Data items:

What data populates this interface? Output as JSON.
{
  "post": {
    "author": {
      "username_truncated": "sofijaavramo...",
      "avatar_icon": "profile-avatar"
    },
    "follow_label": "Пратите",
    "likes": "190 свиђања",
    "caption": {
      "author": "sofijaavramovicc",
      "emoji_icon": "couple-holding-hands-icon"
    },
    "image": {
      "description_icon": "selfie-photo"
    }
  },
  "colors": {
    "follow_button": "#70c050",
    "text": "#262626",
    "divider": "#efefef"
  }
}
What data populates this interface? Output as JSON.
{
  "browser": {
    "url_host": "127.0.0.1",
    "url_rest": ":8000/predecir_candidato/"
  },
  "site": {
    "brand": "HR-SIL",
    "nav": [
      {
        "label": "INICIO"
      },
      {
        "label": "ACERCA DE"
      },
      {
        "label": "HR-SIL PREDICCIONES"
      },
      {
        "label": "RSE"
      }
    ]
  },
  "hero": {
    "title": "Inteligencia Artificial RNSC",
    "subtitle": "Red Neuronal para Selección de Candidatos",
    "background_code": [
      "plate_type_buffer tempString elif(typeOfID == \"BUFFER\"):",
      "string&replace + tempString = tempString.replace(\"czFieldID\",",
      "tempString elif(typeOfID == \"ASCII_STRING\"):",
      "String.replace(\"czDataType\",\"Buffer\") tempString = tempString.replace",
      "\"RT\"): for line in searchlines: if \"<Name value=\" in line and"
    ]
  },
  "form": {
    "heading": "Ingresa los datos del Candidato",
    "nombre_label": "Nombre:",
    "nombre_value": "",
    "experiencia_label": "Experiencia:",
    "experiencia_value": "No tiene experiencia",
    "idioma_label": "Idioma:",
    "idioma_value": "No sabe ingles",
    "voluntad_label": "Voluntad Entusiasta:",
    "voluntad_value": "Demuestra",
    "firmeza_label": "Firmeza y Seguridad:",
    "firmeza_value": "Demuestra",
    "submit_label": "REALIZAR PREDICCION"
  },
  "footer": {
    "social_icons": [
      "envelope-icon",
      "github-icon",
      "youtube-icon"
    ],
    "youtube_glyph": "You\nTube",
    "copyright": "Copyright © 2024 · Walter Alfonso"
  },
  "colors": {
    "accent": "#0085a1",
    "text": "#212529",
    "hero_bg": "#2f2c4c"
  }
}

● **Problem details**
Reproduce the complete data exactly as presented above.

● **Final result**
What data populates this interface? Output as JSON.
{
  "post": {
    "author": {
      "username_truncated": "sofijaavramo...",
      "avatar_icon": "profile-avatar"
    },
    "follow_label": "Пратите",
    "likes": "190 свиђања",
    "caption": {
      "author": "sofijaavramovicc",
      "emoji_icon": "couple-holding-hands-icon"
    },
    "image": {
      "description_icon": "selfie-photo"
    }
  },
  "colors": {
    "follow_button": "#70c050",
    "text": "#262626",
    "divider": "#efefef"
  }
}
What data populates this interface? Output as JSON.
{
  "browser": {
    "url_host": "127.0.0.1",
    "url_rest": ":8000/predecir_candidato/"
  },
  "site": {
    "brand": "HR-SIL",
    "nav": [
      {
        "label": "INICIO"
      },
      {
        "label": "ACERCA DE"
      },
      {
        "label": "HR-SIL PREDICCIONES"
      },
      {
        "label": "RSE"
      }
    ]
  },
  "hero": {
    "title": "Inteligencia Artificial RNSC",
    "subtitle": "Red Neuronal para Selección de Candidatos",
    "background_code": [
      "plate_type_buffer tempString elif(typeOfID == \"BUFFER\"):",
      "string&replace + tempString = tempString.replace(\"czFieldID\",",
      "tempString elif(typeOfID == \"ASCII_STRING\"):",
      "String.replace(\"czDataType\",\"Buffer\") tempString = tempString.replace",
      "\"RT\"): for line in searchlines: if \"<Name value=\" in line and"
    ]
  },
  "form": {
    "heading": "Ingresa los datos del Candidato",
    "nombre_label": "Nombre:",
    "nombre_value": "",
    "experiencia_label": "Experiencia:",
    "experiencia_value": "No tiene experiencia",
    "idioma_label": "Idioma:",
    "idioma_value": "No sabe ingles",
    "voluntad_label": "Voluntad Entusiasta:",
    "voluntad_value": "Demuestra",
    "firmeza_label": "Firmeza y Seguridad:",
    "firmeza_value": "Demuestra",
    "submit_label": "REALIZAR PREDICCION"
  },
  "footer": {
    "social_icons": [
      "envelope-icon",
      "github-icon",
      "youtube-icon"
    ],
    "youtube_glyph": "You\nTube",
    "copyright": "Copyright © 2024 · Walter Alfonso"
  },
  "colors": {
    "accent": "#0085a1",
    "text": "#212529",
    "hero_bg": "#2f2c4c"
  }
}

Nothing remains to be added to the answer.